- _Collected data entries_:

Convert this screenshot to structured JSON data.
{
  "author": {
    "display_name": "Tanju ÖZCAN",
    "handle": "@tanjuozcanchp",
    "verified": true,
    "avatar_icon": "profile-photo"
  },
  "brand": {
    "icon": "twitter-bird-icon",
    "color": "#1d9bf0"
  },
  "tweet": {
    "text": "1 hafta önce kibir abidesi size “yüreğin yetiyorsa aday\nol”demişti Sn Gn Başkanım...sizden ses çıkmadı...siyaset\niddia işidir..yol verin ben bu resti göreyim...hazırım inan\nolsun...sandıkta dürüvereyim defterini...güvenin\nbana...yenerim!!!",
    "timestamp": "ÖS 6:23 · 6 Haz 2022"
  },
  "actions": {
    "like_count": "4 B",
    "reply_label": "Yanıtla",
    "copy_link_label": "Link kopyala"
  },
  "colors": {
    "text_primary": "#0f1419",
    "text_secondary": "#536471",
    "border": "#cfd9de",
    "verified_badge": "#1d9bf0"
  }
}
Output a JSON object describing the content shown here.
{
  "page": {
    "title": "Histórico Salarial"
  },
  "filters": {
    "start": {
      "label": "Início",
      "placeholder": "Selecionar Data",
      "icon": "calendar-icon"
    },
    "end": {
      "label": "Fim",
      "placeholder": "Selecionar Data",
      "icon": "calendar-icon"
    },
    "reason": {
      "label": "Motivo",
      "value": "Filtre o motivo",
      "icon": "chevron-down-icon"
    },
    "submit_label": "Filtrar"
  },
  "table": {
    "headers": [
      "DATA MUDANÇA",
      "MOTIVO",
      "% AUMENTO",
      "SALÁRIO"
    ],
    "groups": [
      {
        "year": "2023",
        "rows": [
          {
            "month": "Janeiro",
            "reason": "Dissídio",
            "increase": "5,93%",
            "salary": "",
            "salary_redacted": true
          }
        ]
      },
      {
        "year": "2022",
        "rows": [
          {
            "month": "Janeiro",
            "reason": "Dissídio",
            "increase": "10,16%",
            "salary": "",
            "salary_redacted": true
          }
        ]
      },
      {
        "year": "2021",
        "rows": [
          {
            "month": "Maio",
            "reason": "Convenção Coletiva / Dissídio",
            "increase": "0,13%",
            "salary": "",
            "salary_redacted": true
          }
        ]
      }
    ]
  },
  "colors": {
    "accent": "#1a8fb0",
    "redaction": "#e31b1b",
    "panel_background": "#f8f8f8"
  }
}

- _DESCRIPTION OF THE TASK_: Write out every entry above, word for word.

- _SOLUTION BELOW_:
Convert this screenshot to structured JSON data.
{
  "author": {
    "display_name": "Tanju ÖZCAN",
    "handle": "@tanjuozcanchp",
    "verified": true,
    "avatar_icon": "profile-photo"
  },
  "brand": {
    "icon": "twitter-bird-icon",
    "color": "#1d9bf0"
  },
  "tweet": {
    "text": "1 hafta önce kibir abidesi size “yüreğin yetiyorsa aday\nol”demişti Sn Gn Başkanım...sizden ses çıkmadı...siyaset\niddia işidir..yol verin ben bu resti göreyim...hazırım inan\nolsun...sandıkta dürüvereyim defterini...güvenin\nbana...yenerim!!!",
    "timestamp": "ÖS 6:23 · 6 Haz 2022"
  },
  "actions": {
    "like_count": "4 B",
    "reply_label": "Yanıtla",
    "copy_link_label": "Link kopyala"
  },
  "colors": {
    "text_primary": "#0f1419",
    "text_secondary": "#536471",
    "border": "#cfd9de",
    "verified_badge": "#1d9bf0"
  }
}
Output a JSON object describing the content shown here.
{
  "page": {
    "title": "Histórico Salarial"
  },
  "filters": {
    "start": {
      "label": "Início",
      "placeholder": "Selecionar Data",
      "icon": "calendar-icon"
    },
    "end": {
      "label": "Fim",
      "placeholder": "Selecionar Data",
      "icon": "calendar-icon"
    },
    "reason": {
      "label": "Motivo",
      "value": "Filtre o motivo",
      "icon": "chevron-down-icon"
    },
    "submit_label": "Filtrar"
  },
  "table": {
    "headers": [
      "DATA MUDANÇA",
      "MOTIVO",
      "% AUMENTO",
      "SALÁRIO"
    ],
    "groups": [
      {
        "year": "2023",
        "rows": [
          {
            "month": "Janeiro",
            "reason": "Dissídio",
            "increase": "5,93%",
            "salary": "",
            "salary_redacted": true
          }
        ]
      },
      {
        "year": "2022",
        "rows": [
          {
            "month": "Janeiro",
            "reason": "Dissídio",
            "increase": "10,16%",
            "salary": "",
            "salary_redacted": true
          }
        ]
      },
      {
        "year": "2021",
        "rows": [
          {
            "month": "Maio",
            "reason": "Convenção Coletiva / Dissídio",
            "increase": "0,13%",
            "salary": "",
            "salary_redacted": true
          }
        ]
      }
    ]
  },
  "colors": {
    "accent": "#1a8fb0",
    "redaction": "#e31b1b",
    "panel_background": "#f8f8f8"
  }
}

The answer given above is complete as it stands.